**What you will do**
Copy out all lines of the records in which the word "Tint" appears.

--- start ---

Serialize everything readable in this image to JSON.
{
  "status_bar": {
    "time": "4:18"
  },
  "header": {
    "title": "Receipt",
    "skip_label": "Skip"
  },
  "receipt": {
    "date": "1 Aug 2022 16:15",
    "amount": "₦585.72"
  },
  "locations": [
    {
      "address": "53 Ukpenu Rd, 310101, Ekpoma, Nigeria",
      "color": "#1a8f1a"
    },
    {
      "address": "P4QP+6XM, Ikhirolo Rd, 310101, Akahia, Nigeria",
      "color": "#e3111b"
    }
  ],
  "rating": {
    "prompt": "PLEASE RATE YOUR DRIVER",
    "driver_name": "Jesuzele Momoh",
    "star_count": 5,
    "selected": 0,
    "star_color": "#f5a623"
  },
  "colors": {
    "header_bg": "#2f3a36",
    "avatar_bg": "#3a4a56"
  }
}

--- end ---
--- start ---

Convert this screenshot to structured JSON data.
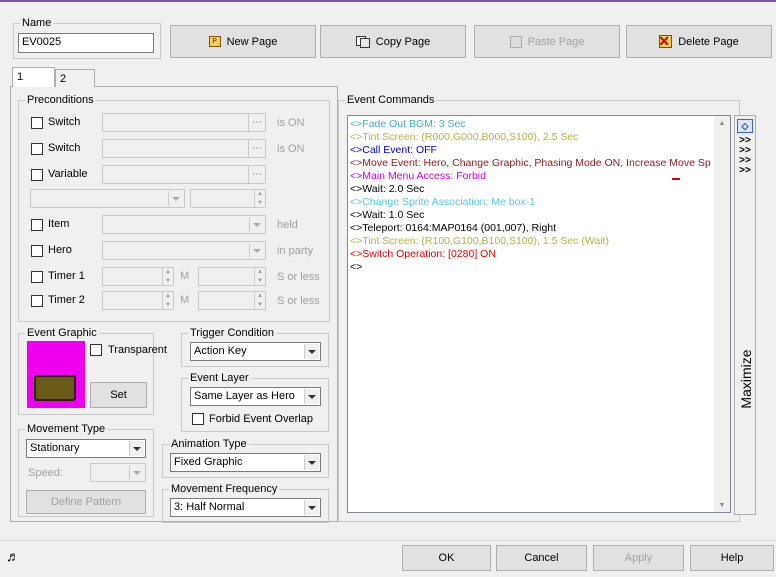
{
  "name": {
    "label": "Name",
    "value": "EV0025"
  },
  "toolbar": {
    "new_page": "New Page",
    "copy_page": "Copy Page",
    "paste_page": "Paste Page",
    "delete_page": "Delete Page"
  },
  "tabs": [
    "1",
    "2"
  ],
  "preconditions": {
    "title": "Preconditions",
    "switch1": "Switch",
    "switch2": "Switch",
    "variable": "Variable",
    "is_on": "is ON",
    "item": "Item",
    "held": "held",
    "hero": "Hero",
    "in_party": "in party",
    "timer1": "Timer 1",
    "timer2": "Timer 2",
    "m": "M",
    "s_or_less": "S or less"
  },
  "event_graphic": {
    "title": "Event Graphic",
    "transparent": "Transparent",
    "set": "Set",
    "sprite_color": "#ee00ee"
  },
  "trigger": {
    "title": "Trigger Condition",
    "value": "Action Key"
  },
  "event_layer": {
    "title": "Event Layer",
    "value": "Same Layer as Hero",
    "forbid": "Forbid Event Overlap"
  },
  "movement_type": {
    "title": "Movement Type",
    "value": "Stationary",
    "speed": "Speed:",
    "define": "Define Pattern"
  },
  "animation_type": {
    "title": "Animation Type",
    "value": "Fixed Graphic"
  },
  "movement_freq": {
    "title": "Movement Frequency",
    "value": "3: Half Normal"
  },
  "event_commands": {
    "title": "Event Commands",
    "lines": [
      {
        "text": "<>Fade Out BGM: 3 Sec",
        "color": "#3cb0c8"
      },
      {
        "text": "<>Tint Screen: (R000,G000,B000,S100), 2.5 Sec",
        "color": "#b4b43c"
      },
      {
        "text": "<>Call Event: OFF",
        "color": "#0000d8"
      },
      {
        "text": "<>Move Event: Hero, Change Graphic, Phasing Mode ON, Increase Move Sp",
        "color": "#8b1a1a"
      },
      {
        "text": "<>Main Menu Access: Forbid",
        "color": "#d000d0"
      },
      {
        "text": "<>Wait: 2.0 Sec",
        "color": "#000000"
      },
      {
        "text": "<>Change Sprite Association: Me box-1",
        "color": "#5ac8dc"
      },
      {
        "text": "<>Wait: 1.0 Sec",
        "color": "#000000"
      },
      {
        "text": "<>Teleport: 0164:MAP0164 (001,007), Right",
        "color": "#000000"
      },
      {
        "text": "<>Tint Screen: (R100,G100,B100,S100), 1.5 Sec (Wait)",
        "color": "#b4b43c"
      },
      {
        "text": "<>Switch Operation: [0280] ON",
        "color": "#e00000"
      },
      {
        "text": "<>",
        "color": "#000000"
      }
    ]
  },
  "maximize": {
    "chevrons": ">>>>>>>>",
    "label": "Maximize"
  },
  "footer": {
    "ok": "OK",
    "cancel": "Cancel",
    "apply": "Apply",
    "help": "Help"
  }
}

--- end ---

**Solution**
        "text": "<>Tint Screen: (R000,G000,B000,S100), 2.5 Sec",
        "text": "<>Tint Screen: (R100,G100,B100,S100), 1.5 Sec (Wait)",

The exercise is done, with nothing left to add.